_EXERCISE INSTRUCTIONS_. Make an exact transcription of the material, leaving out all images.

====== EXERCISE DATA ======

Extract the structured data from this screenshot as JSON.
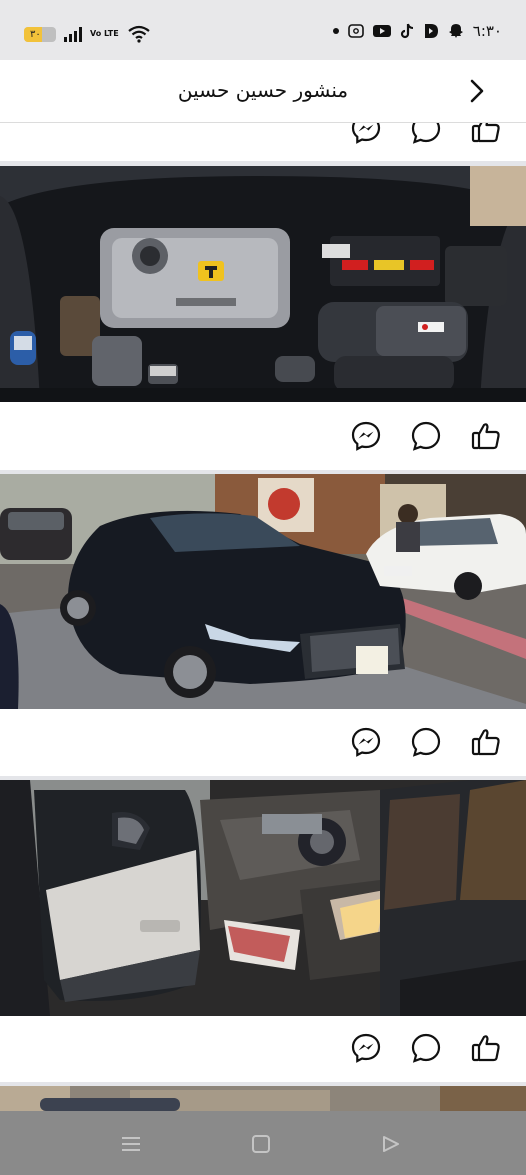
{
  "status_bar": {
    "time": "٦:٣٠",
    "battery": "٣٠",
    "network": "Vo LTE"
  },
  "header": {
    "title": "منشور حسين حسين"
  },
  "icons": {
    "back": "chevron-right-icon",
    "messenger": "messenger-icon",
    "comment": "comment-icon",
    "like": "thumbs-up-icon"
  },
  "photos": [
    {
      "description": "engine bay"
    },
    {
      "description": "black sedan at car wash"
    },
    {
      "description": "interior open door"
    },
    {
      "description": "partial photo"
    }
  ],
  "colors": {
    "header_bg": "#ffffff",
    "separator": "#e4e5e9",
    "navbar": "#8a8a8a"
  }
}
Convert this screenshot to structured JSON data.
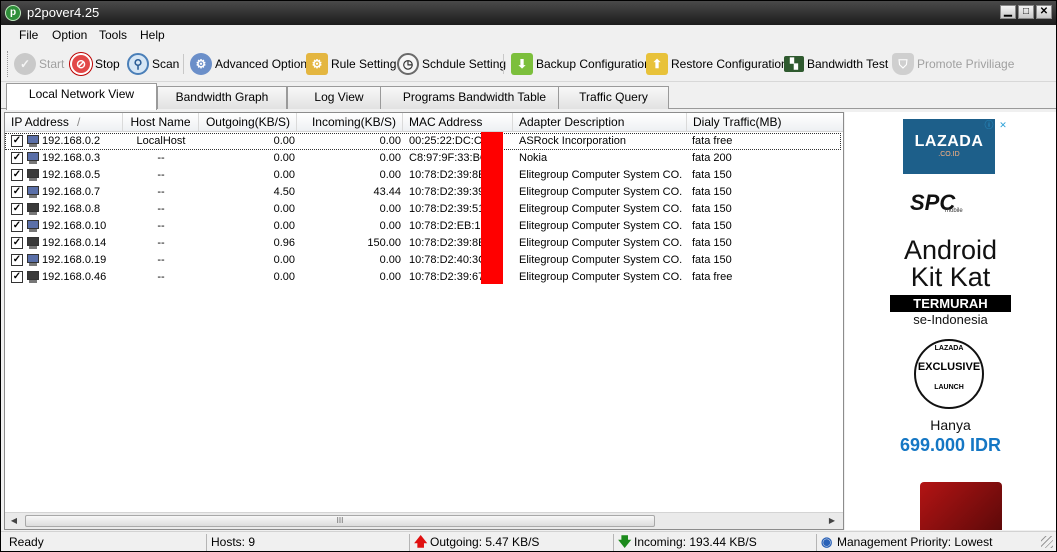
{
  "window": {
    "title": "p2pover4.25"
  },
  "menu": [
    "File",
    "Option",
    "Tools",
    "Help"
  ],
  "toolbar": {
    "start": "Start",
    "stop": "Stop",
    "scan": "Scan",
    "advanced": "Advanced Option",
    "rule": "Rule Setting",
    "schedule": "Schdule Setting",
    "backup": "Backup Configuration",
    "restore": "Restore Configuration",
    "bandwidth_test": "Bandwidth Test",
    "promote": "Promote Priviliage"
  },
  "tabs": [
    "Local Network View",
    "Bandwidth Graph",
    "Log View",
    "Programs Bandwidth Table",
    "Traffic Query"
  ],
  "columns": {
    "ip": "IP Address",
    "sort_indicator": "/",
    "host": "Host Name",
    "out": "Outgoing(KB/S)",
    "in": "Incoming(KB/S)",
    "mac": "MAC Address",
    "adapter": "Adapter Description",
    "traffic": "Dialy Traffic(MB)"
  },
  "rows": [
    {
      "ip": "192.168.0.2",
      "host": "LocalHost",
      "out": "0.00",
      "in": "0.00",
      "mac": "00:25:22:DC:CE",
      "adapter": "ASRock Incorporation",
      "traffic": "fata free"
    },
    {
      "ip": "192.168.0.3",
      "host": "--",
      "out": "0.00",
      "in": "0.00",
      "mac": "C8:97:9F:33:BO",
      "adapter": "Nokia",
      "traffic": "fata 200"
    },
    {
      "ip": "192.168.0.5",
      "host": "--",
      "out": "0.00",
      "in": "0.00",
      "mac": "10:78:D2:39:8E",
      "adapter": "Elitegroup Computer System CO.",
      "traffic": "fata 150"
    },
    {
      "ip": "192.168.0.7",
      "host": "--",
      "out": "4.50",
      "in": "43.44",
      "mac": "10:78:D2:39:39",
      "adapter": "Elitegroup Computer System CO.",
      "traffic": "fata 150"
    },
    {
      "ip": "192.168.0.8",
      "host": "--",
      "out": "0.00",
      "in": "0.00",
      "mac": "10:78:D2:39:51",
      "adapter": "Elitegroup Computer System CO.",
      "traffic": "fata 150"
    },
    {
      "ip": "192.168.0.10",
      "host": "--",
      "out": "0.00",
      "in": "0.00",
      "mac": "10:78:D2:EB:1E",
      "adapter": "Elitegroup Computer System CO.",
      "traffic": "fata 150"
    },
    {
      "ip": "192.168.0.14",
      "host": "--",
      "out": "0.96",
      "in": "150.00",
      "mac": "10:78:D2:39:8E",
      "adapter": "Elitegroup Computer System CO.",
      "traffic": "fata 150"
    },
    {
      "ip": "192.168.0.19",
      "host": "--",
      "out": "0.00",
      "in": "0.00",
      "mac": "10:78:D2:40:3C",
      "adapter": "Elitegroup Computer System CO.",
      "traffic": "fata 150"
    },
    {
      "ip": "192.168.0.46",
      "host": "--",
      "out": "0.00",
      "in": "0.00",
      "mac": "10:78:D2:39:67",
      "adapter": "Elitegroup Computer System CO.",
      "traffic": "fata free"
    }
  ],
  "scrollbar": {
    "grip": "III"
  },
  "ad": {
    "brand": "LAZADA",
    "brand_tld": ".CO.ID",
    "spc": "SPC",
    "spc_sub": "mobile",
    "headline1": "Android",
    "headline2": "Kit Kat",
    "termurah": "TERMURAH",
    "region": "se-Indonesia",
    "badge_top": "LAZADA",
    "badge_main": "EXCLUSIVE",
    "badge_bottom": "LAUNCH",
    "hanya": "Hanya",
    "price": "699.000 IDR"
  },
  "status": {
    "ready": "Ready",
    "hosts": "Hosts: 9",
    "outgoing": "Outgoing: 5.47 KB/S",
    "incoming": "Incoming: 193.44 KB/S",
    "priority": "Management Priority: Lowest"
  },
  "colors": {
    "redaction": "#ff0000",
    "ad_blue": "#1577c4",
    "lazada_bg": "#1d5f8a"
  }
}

======

_TASK SOLUTION_.
Extract the structured data from this screenshot as JSON.
{
  "status_bar": {
    "time": "٦:٣٠",
    "battery": "٣٠",
    "network": "Vo LTE"
  },
  "header": {
    "title": "منشور حسين حسين"
  },
  "icons": {
    "back": "chevron-right-icon",
    "messenger": "messenger-icon",
    "comment": "comment-icon",
    "like": "thumbs-up-icon"
  },
  "photos": [
    {
      "description": "engine bay"
    },
    {
      "description": "black sedan at car wash"
    },
    {
      "description": "interior open door"
    },
    {
      "description": "partial photo"
    }
  ],
  "colors": {
    "header_bg": "#ffffff",
    "separator": "#e4e5e9",
    "navbar": "#8a8a8a"
  }
}
Convert this screenshot to structured JSON data.
{
  "window": {
    "title": "p2pover4.25"
  },
  "menu": [
    "File",
    "Option",
    "Tools",
    "Help"
  ],
  "toolbar": {
    "start": "Start",
    "stop": "Stop",
    "scan": "Scan",
    "advanced": "Advanced Option",
    "rule": "Rule Setting",
    "schedule": "Schdule Setting",
    "backup": "Backup Configuration",
    "restore": "Restore Configuration",
    "bandwidth_test": "Bandwidth Test",
    "promote": "Promote Priviliage"
  },
  "tabs": [
    "Local Network View",
    "Bandwidth Graph",
    "Log View",
    "Programs Bandwidth Table",
    "Traffic Query"
  ],
  "columns": {
    "ip": "IP Address",
    "sort_indicator": "/",
    "host": "Host Name",
    "out": "Outgoing(KB/S)",
    "in": "Incoming(KB/S)",
    "mac": "MAC Address",
    "adapter": "Adapter Description",
    "traffic": "Dialy Traffic(MB)"
  },
  "rows": [
    {
      "ip": "192.168.0.2",
      "host": "LocalHost",
      "out": "0.00",
      "in": "0.00",
      "mac": "00:25:22:DC:CE",
      "adapter": "ASRock Incorporation",
      "traffic": "fata free"
    },
    {
      "ip": "192.168.0.3",
      "host": "--",
      "out": "0.00",
      "in": "0.00",
      "mac": "C8:97:9F:33:BO",
      "adapter": "Nokia",
      "traffic": "fata 200"
    },
    {
      "ip": "192.168.0.5",
      "host": "--",
      "out": "0.00",
      "in": "0.00",
      "mac": "10:78:D2:39:8E",
      "adapter": "Elitegroup Computer System CO.",
      "traffic": "fata 150"
    },
    {
      "ip": "192.168.0.7",
      "host": "--",
      "out": "4.50",
      "in": "43.44",
      "mac": "10:78:D2:39:39",
      "adapter": "Elitegroup Computer System CO.",
      "traffic": "fata 150"
    },
    {
      "ip": "192.168.0.8",
      "host": "--",
      "out": "0.00",
      "in": "0.00",
      "mac": "10:78:D2:39:51",
      "adapter": "Elitegroup Computer System CO.",
      "traffic": "fata 150"
    },
    {
      "ip": "192.168.0.10",
      "host": "--",
      "out": "0.00",
      "in": "0.00",
      "mac": "10:78:D2:EB:1E",
      "adapter": "Elitegroup Computer System CO.",
      "traffic": "fata 150"
    },
    {
      "ip": "192.168.0.14",
      "host": "--",
      "out": "0.96",
      "in": "150.00",
      "mac": "10:78:D2:39:8E",
      "adapter": "Elitegroup Computer System CO.",
      "traffic": "fata 150"
    },
    {
      "ip": "192.168.0.19",
      "host": "--",
      "out": "0.00",
      "in": "0.00",
      "mac": "10:78:D2:40:3C",
      "adapter": "Elitegroup Computer System CO.",
      "traffic": "fata 150"
    },
    {
      "ip": "192.168.0.46",
      "host": "--",
      "out": "0.00",
      "in": "0.00",
      "mac": "10:78:D2:39:67",
      "adapter": "Elitegroup Computer System CO.",
      "traffic": "fata free"
    }
  ],
  "scrollbar": {
    "grip": "III"
  },
  "ad": {
    "brand": "LAZADA",
    "brand_tld": ".CO.ID",
    "spc": "SPC",
    "spc_sub": "mobile",
    "headline1": "Android",
    "headline2": "Kit Kat",
    "termurah": "TERMURAH",
    "region": "se-Indonesia",
    "badge_top": "LAZADA",
    "badge_main": "EXCLUSIVE",
    "badge_bottom": "LAUNCH",
    "hanya": "Hanya",
    "price": "699.000 IDR"
  },
  "status": {
    "ready": "Ready",
    "hosts": "Hosts: 9",
    "outgoing": "Outgoing: 5.47 KB/S",
    "incoming": "Incoming: 193.44 KB/S",
    "priority": "Management Priority: Lowest"
  },
  "colors": {
    "redaction": "#ff0000",
    "ad_blue": "#1577c4",
    "lazada_bg": "#1d5f8a"
  }
}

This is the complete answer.